= Exercise =
Show every line of the records below that contains the string "explain".

==== Supplied records ====

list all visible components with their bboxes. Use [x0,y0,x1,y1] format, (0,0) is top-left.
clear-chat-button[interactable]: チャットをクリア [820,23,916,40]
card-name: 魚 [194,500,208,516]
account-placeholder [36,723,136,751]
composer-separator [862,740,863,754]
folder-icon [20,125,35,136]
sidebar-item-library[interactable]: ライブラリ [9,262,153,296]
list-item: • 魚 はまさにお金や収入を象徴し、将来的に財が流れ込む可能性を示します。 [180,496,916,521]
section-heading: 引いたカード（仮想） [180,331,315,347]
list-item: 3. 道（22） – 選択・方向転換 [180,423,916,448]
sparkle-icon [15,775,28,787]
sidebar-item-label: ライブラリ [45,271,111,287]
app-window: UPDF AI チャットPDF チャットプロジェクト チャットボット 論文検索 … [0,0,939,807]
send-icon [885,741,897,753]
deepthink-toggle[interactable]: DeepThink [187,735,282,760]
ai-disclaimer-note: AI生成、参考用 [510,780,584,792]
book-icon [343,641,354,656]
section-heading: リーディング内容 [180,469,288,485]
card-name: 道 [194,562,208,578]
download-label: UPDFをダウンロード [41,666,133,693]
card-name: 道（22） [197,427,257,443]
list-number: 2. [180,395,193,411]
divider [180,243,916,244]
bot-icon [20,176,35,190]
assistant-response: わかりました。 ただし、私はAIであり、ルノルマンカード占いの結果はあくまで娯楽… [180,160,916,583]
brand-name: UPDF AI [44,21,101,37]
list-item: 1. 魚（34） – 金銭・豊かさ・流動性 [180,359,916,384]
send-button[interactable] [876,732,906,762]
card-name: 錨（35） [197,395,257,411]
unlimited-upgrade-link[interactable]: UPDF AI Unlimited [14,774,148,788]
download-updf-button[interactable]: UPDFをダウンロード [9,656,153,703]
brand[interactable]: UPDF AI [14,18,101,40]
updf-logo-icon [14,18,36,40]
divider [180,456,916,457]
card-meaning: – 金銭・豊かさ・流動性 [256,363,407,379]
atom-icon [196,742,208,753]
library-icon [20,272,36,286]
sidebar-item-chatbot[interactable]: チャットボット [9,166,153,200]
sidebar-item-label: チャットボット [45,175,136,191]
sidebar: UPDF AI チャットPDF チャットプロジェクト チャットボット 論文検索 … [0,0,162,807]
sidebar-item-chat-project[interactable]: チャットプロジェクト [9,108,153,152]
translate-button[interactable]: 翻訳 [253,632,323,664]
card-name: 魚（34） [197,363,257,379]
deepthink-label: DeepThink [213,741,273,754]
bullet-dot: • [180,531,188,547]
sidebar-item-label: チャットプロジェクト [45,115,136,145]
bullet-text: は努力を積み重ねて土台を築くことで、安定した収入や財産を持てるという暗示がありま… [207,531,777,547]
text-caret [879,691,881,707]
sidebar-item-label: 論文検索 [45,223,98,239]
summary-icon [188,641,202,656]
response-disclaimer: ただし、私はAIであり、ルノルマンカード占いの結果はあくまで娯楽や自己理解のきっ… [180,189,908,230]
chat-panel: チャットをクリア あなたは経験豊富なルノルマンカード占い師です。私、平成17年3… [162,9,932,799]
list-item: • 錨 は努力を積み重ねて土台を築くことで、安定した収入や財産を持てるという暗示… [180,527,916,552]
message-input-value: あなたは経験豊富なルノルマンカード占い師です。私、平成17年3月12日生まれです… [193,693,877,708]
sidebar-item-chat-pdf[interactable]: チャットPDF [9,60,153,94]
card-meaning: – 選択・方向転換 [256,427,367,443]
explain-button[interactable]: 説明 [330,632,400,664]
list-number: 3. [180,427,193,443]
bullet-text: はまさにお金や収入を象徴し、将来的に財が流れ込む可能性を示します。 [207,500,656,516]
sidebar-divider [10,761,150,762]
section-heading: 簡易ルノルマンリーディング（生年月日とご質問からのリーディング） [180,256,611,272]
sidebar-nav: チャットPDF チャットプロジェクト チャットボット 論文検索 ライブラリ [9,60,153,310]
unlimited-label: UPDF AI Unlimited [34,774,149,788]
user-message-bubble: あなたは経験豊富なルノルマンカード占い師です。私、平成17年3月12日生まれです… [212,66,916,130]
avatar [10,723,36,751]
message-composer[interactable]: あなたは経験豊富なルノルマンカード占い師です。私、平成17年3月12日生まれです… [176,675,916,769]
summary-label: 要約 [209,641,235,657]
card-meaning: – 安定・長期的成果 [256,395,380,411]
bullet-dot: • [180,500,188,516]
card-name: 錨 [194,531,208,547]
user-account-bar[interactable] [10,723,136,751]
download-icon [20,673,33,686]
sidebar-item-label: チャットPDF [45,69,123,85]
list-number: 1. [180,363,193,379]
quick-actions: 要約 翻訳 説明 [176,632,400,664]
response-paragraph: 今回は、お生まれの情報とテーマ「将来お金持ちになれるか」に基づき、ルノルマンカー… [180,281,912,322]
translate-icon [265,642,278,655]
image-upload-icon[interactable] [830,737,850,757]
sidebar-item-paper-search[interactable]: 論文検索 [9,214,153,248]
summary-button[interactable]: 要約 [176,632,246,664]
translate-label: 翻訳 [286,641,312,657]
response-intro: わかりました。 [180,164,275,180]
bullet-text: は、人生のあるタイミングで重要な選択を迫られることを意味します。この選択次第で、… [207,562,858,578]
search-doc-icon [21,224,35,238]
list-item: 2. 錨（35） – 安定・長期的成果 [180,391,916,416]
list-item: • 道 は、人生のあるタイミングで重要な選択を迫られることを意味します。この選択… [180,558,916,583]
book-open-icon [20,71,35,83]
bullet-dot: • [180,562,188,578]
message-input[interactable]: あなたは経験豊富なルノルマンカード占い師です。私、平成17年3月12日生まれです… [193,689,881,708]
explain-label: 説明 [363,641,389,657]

====

= Task result =
explain-button[interactable]: 説明 [330,632,400,664]
explain-label: 説明 [363,641,389,657]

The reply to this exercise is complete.